Look through the data below and report how many lines include "image". Only the number should be given.

*Data excerpts:*
START

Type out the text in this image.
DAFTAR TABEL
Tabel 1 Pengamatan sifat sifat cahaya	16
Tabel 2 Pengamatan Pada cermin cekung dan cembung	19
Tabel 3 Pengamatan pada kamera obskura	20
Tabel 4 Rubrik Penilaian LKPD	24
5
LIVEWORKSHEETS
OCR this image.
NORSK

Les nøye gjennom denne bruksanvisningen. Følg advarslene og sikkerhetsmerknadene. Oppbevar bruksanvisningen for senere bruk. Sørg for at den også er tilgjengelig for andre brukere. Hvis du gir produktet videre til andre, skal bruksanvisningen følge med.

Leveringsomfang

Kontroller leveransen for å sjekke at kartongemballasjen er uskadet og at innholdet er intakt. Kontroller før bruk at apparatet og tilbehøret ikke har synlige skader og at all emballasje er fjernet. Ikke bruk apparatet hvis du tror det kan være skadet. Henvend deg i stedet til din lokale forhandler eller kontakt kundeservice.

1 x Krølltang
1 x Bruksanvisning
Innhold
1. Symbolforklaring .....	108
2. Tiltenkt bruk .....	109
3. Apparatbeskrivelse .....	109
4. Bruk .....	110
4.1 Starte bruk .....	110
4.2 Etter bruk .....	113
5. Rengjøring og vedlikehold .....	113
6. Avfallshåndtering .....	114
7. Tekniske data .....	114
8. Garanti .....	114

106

END
START

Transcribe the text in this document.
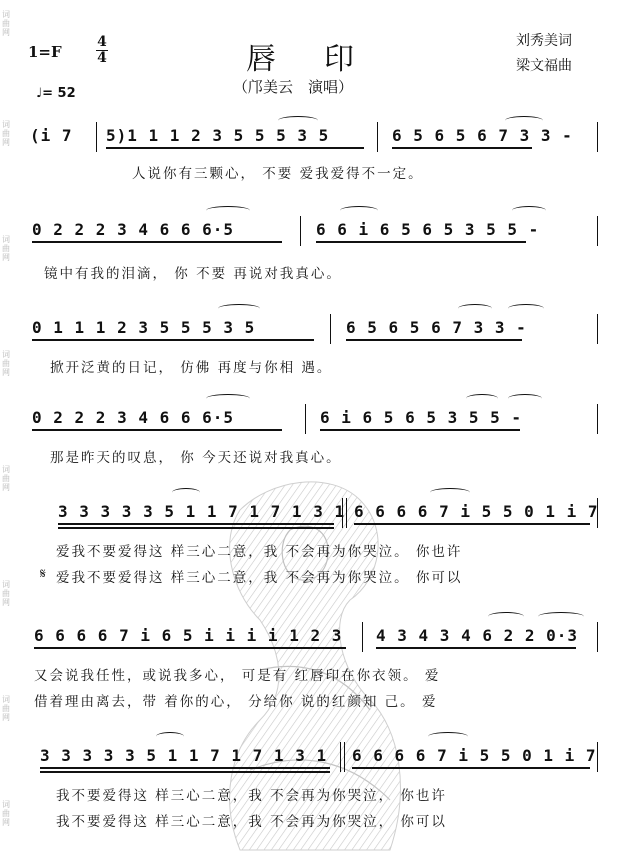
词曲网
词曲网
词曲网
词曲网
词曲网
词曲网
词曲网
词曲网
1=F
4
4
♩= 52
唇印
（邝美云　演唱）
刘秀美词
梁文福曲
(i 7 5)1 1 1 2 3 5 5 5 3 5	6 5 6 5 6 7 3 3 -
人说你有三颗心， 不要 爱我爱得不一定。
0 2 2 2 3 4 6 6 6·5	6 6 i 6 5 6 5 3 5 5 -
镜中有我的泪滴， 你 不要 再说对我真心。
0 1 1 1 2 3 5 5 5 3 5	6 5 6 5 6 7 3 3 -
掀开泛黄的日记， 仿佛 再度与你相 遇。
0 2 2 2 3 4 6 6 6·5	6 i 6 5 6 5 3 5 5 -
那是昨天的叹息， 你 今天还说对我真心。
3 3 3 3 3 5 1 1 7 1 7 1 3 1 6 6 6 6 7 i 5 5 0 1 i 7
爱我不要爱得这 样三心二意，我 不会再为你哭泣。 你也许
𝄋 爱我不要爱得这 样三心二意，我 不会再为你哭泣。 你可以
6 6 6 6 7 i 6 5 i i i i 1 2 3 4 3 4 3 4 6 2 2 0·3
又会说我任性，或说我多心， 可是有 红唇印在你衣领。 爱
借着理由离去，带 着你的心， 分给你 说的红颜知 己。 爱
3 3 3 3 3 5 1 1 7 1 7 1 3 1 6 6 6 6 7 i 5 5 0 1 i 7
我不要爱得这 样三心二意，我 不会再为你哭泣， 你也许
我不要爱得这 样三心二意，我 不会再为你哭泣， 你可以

END

*Result of this task:* 2